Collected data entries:
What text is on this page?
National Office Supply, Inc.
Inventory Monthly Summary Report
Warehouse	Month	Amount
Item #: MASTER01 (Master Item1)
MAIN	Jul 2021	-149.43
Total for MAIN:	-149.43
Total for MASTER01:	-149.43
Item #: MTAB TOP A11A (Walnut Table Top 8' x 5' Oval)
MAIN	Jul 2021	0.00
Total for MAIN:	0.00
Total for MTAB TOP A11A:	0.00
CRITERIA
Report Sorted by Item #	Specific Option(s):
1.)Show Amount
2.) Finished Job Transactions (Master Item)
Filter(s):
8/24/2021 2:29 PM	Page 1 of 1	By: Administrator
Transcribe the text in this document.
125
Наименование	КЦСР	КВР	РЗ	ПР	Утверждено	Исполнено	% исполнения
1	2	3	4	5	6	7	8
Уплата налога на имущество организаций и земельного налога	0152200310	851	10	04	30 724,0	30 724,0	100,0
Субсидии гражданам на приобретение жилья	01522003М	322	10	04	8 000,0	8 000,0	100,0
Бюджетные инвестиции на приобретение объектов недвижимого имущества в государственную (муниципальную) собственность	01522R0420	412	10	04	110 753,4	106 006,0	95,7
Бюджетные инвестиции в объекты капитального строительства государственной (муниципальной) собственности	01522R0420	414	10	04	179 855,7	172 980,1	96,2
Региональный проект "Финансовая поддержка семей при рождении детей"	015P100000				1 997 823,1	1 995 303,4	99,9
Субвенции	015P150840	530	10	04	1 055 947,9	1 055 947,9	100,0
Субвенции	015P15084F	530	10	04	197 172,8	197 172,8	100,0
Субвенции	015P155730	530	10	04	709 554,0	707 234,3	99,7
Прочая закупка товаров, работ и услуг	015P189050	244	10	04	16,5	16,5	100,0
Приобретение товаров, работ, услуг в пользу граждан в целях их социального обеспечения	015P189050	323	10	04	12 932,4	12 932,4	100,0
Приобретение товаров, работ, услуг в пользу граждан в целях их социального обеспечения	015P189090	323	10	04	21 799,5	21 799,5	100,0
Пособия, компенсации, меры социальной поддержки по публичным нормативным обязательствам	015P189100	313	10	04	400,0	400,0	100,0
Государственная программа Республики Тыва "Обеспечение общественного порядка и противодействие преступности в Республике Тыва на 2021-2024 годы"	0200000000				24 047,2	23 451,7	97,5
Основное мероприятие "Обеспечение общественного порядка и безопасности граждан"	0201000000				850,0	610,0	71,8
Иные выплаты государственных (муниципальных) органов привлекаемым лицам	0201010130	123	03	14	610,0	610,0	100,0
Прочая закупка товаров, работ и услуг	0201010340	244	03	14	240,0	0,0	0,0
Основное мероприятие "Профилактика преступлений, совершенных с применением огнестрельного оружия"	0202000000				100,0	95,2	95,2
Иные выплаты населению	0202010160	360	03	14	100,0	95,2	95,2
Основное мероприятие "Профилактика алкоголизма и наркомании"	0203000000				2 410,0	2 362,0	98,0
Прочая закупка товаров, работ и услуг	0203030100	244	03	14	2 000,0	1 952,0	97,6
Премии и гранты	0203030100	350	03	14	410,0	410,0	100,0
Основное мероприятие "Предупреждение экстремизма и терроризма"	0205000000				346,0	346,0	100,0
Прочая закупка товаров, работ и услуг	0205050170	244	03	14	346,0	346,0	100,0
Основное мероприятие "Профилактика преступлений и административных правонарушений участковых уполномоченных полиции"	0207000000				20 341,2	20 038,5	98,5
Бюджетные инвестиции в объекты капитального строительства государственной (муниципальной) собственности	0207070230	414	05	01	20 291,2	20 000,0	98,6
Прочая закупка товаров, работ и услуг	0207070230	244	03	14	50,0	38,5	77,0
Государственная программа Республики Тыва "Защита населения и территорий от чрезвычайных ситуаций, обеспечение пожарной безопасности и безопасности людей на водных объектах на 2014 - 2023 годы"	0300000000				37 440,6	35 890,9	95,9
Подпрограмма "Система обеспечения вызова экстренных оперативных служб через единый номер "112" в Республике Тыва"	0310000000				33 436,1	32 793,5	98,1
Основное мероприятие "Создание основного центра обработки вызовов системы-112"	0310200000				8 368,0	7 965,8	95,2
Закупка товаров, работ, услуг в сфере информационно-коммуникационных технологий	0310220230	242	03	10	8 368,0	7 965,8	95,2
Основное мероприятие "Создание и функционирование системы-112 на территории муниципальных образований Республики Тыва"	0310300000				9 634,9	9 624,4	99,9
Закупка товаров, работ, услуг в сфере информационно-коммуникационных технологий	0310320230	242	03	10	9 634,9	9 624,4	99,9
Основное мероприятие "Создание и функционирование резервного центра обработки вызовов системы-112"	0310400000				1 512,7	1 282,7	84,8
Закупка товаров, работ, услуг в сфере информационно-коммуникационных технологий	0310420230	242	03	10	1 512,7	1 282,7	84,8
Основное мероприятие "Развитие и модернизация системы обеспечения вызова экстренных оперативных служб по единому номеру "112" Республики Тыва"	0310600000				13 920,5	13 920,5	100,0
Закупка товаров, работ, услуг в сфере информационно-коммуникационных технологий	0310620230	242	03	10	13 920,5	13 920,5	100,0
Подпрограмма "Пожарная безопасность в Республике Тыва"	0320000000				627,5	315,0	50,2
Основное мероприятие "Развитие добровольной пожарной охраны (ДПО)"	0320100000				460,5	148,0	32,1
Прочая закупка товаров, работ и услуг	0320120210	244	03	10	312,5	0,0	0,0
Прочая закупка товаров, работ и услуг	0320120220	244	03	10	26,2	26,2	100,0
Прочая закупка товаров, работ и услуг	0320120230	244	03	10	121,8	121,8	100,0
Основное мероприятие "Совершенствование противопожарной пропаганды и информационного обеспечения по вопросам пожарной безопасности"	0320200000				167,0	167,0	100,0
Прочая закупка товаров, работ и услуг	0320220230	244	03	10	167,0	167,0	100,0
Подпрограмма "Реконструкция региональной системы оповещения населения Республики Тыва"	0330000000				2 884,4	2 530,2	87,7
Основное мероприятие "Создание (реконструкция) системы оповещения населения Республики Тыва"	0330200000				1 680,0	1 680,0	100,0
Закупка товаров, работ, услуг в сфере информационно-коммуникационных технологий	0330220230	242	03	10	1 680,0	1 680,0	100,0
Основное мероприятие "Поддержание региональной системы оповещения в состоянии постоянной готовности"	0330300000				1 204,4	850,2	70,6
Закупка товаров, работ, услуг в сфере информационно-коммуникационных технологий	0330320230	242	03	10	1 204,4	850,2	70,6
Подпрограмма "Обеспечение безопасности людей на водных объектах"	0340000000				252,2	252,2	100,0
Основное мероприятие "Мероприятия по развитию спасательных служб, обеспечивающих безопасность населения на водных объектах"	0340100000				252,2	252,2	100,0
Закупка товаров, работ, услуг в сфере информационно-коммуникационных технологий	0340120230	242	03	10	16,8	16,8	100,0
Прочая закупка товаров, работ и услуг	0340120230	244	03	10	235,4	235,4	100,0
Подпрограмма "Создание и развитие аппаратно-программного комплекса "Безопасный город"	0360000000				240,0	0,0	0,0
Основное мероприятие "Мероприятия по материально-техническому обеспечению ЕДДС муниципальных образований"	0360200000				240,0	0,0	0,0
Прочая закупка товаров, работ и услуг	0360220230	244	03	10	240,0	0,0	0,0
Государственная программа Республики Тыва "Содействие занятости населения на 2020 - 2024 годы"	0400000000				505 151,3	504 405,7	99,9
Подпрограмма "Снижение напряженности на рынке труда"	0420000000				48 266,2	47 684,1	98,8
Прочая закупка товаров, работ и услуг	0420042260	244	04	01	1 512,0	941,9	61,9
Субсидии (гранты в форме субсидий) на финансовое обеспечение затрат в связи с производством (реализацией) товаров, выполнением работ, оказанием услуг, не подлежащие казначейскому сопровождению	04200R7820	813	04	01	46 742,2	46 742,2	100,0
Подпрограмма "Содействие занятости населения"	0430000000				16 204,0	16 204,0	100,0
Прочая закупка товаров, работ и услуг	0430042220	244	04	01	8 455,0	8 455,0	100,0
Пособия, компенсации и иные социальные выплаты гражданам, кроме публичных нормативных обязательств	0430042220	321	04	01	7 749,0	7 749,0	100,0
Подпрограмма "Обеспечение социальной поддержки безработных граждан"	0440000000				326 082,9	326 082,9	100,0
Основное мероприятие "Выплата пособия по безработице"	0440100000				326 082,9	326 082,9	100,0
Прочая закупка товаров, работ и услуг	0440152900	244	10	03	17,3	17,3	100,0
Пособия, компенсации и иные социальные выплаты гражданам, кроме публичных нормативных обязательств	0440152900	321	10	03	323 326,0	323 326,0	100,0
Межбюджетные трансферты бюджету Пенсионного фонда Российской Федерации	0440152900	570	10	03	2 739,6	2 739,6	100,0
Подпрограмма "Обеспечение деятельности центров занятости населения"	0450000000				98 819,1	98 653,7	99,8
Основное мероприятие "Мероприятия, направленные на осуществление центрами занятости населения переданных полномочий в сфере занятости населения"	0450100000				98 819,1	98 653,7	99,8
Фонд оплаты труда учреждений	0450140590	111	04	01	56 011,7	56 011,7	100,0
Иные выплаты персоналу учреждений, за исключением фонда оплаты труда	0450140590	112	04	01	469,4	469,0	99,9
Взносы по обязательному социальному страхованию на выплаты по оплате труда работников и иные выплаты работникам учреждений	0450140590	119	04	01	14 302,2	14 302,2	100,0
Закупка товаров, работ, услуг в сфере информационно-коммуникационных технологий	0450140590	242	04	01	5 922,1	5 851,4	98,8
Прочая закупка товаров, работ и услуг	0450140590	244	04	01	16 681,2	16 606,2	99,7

--- Exercise instructions ---
Filter the records above and return every line that holds the word "Тыва".

--- The reply ---
Государственная программа Республики Тыва "Обеспечение общественного порядка и противодействие преступности в Республике Тыва на 2021-2024 годы"	0200000000				24 047,2	23 451,7	97,5
Государственная программа Республики Тыва "Защита населения и территорий от чрезвычайных ситуаций, обеспечение пожарной безопасности и безопасности людей на водных объектах на 2014 - 2023 годы"	0300000000				37 440,6	35 890,9	95,9
Подпрограмма "Система обеспечения вызова экстренных оперативных служб через единый номер "112" в Республике Тыва"	0310000000				33 436,1	32 793,5	98,1
Основное мероприятие "Создание и функционирование системы-112 на территории муниципальных образований Республики Тыва"	0310300000				9 634,9	9 624,4	99,9
Основное мероприятие "Развитие и модернизация системы обеспечения вызова экстренных оперативных служб по единому номеру "112" Республики Тыва"	0310600000				13 920,5	13 920,5	100,0
Подпрограмма "Пожарная безопасность в Республике Тыва"	0320000000				627,5	315,0	50,2
Подпрограмма "Реконструкция региональной системы оповещения населения Республики Тыва"	0330000000				2 884,4	2 530,2	87,7
Основное мероприятие "Создание (реконструкция) системы оповещения населения Республики Тыва"	0330200000				1 680,0	1 680,0	100,0
Государственная программа Республики Тыва "Содействие занятости населения на 2020 - 2024 годы"	0400000000				505 151,3	504 405,7	99,9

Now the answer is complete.